[Figure record listings]
------------------------------------
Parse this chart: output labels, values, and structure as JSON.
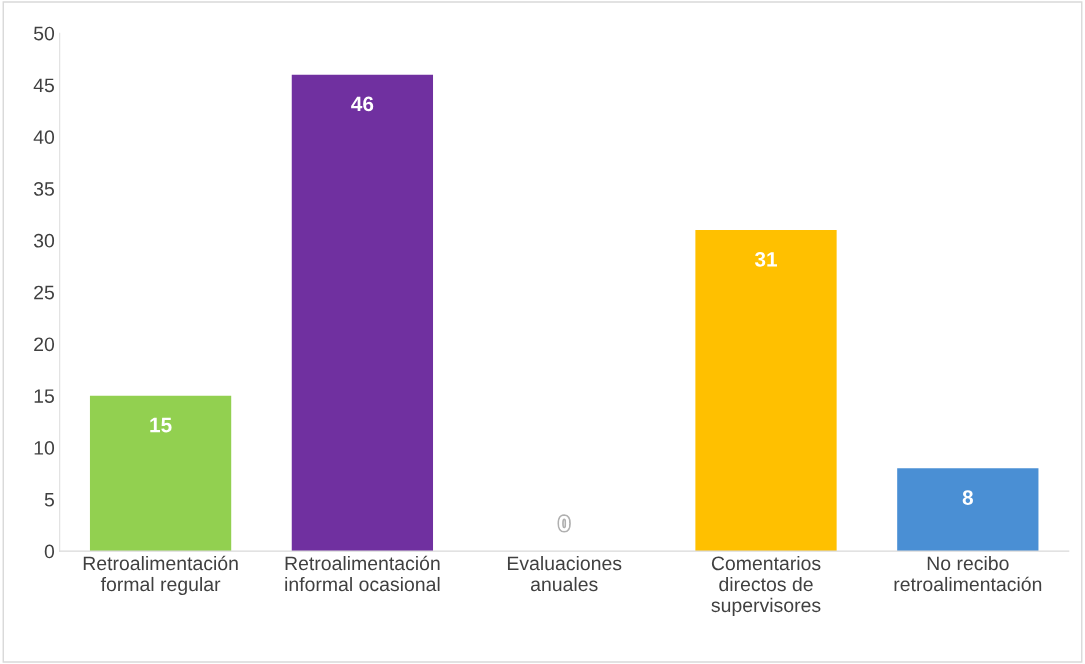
{
  "chart_data": {
    "type": "bar",
    "categories": [
      "Retroalimentación\nformal regular",
      "Retroalimentación\ninformal ocasional",
      "Evaluaciones\nanuales",
      "Comentarios\ndirectos de\nsupervisores",
      "No recibo\nretroalimentación"
    ],
    "values": [
      15,
      46,
      0,
      31,
      8
    ],
    "colors": [
      "#92d050",
      "#7030a0",
      "#a5a5a5",
      "#ffc000",
      "#4a8fd4"
    ],
    "ylim": [
      0,
      50
    ],
    "yticks": [
      0,
      5,
      10,
      15,
      20,
      25,
      30,
      35,
      40,
      45,
      50
    ],
    "grid": false,
    "data_labels": true
  }
}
------------------------------------
:: Written exercise ::
Leave out all images, then reproduce the entries above exactly.

:: Answer to this task ::
Parse this chart: output labels, values, and structure as JSON.
{
  "chart_data": {
    "type": "bar",
    "categories": [
      "Retroalimentación\nformal regular",
      "Retroalimentación\ninformal ocasional",
      "Evaluaciones\nanuales",
      "Comentarios\ndirectos de\nsupervisores",
      "No recibo\nretroalimentación"
    ],
    "values": [
      15,
      46,
      0,
      31,
      8
    ],
    "colors": [
      "#92d050",
      "#7030a0",
      "#a5a5a5",
      "#ffc000",
      "#4a8fd4"
    ],
    "ylim": [
      0,
      50
    ],
    "yticks": [
      0,
      5,
      10,
      15,
      20,
      25,
      30,
      35,
      40,
      45,
      50
    ],
    "grid": false,
    "data_labels": true
  }
}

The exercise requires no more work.